» **Directives**
**A)** The booster test passage names the kinds of team members across Orbital ATK's Flight Systems Group who prepared for the QM-1 test. List every one of them.
**B)** Reproduce the booster test passage word for word, taking everything from "A second test" down to "at Orbital ATK.".

» **Selected passage**
==================================================

The 5-segment booster produces 3.6 million lbs of maximum thrust which equates to more than 14 Boeing 747-400s at full takeoff power!

The new 5-segment booster is directly derived from the 4-segment booster used during NASA’s three decade long Space Shuttle program. One segment has been added and therefore the new, longer and more powerful booster must be requalified to launch the SLS and humans.

A second test is planned a year from now and will qualify the boosters for use with the SLS.

Teams of engineers, operators, inspectors and program managers across Orbital ATK’s Flight Systems Group have spent months getting ready for the QM-1 test. To prepare they started countdown tests on Feb 25.

“The crew officially starts daily countdown test runs of the systems this week, at T-15 days,” said Kevin Rees, director, Test & Research Operations at Orbital ATK.

“These checks, along with other test stand calibrations, will verify all systems are ready for the static test. Our team is prepared and we are proud to play such a significant role on this program.”

The first qualification motor for NASA's Space Launch System's booster is installed in ATK's test stand in Utah and is ready for a March 11 static-fire test.   Credit:  ATK
The first qualification motor for NASA’s Space Launch System’s booster is installed in ATK’s test stand in Utah and is ready for a March 11 static-fire test. Credit: ATK

The QM-1 booster is being conditioned to 90 degrees and the static fire test will qualify the booster design for high temperature launch conditions. It sits horizontally in the test stand and measures 154 feet in length and 12 feet in diameter and weighs 801 tons.

==================================================

» **Record set**
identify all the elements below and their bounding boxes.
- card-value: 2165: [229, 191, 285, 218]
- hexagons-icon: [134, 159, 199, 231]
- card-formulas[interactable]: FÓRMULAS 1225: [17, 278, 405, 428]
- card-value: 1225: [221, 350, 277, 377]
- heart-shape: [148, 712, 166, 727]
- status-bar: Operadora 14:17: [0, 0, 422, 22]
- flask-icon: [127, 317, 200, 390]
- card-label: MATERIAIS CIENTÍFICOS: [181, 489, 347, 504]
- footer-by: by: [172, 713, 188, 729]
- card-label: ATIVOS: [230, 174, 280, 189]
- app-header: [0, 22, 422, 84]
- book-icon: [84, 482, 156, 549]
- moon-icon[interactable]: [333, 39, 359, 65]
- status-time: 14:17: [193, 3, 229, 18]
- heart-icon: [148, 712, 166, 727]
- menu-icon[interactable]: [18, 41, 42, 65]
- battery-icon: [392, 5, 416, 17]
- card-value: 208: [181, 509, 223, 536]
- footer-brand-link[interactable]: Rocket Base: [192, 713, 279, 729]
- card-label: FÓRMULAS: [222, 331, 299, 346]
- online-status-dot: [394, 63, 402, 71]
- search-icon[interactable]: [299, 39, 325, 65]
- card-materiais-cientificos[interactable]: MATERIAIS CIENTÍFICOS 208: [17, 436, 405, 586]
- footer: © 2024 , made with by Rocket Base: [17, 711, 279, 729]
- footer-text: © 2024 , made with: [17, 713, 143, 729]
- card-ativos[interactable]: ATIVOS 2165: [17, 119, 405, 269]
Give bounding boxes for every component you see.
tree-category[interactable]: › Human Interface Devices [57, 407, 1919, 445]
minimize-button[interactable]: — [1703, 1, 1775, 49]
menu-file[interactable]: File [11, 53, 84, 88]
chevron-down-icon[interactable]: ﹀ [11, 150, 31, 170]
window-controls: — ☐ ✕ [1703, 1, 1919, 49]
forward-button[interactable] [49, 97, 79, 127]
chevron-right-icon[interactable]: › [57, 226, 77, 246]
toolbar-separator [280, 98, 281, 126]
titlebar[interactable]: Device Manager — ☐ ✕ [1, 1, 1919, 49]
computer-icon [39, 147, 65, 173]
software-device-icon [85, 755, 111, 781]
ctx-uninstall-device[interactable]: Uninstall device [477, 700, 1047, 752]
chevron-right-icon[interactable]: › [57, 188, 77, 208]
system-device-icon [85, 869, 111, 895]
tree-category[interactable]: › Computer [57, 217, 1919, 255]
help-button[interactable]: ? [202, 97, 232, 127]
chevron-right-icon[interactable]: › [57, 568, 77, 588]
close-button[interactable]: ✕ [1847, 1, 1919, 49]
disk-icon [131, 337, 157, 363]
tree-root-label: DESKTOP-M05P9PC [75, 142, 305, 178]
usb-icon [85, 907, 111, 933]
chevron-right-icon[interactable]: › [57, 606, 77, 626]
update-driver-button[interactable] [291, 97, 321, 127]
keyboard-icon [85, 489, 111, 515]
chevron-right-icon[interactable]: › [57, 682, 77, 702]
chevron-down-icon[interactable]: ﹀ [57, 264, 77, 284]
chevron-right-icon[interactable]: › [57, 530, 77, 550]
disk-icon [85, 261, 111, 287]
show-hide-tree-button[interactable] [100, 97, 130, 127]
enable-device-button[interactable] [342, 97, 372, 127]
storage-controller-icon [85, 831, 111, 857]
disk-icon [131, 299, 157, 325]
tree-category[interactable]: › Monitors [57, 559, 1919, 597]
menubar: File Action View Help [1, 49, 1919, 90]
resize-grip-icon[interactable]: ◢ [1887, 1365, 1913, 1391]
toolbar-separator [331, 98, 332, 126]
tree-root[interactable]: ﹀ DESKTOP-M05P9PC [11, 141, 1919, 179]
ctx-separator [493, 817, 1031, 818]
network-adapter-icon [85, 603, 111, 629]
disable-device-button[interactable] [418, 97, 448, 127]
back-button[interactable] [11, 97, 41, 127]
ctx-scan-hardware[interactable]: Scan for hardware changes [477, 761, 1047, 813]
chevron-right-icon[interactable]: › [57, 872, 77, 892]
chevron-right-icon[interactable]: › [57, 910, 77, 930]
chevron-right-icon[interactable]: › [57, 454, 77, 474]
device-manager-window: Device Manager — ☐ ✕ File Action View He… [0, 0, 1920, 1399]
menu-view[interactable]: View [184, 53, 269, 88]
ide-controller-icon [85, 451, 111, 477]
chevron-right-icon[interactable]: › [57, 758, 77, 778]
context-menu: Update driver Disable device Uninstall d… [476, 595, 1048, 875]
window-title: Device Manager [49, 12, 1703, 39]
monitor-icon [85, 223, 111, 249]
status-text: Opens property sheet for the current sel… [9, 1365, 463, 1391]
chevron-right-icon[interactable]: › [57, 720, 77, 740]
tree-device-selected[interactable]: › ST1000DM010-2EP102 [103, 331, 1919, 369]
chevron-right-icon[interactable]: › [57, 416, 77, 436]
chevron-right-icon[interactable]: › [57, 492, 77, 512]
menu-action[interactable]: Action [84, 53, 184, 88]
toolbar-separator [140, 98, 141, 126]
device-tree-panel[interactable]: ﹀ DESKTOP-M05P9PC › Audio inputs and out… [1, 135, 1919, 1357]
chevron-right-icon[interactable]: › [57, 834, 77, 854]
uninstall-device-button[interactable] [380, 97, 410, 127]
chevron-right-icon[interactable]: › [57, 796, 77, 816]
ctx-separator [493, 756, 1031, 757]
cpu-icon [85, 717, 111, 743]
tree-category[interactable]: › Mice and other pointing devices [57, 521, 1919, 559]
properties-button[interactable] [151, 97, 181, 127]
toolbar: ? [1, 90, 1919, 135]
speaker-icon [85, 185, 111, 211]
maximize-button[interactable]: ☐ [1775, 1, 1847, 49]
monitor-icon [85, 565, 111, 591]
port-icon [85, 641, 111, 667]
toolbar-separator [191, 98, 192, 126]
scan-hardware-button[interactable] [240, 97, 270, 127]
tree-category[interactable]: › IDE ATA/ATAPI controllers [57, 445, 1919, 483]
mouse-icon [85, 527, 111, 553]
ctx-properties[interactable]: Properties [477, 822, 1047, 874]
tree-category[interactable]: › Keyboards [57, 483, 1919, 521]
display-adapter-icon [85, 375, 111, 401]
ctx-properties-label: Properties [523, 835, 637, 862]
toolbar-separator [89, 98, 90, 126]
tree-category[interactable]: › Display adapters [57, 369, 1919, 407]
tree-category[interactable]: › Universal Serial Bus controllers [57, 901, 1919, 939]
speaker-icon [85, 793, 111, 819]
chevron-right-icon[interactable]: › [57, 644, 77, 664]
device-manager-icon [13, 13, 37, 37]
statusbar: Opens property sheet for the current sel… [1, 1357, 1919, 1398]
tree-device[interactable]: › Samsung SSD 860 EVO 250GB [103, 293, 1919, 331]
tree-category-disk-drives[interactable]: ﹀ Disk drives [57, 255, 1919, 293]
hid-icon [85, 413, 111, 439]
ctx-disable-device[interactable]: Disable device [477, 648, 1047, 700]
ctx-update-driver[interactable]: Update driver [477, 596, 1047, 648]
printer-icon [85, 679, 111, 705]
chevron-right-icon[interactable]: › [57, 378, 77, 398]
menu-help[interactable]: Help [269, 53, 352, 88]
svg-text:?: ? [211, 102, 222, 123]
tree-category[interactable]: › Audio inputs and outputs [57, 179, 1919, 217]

==================================================

» **Results for the exercise**
**A)**
- Engineers
- Operators
- Inspectors
- Program managers

**B)**
A second test is planned a year from now and will qualify the boosters for use with the SLS.

Teams of engineers, operators, inspectors and program managers across Orbital ATK’s Flight Systems Group have spent months getting ready for the QM-1 test. To prepare they started countdown tests on Feb 25.

“The crew officially starts daily countdown test runs of the systems this week, at T-15 days,” said Kevin Rees, director, Test & Research Operations at Orbital ATK.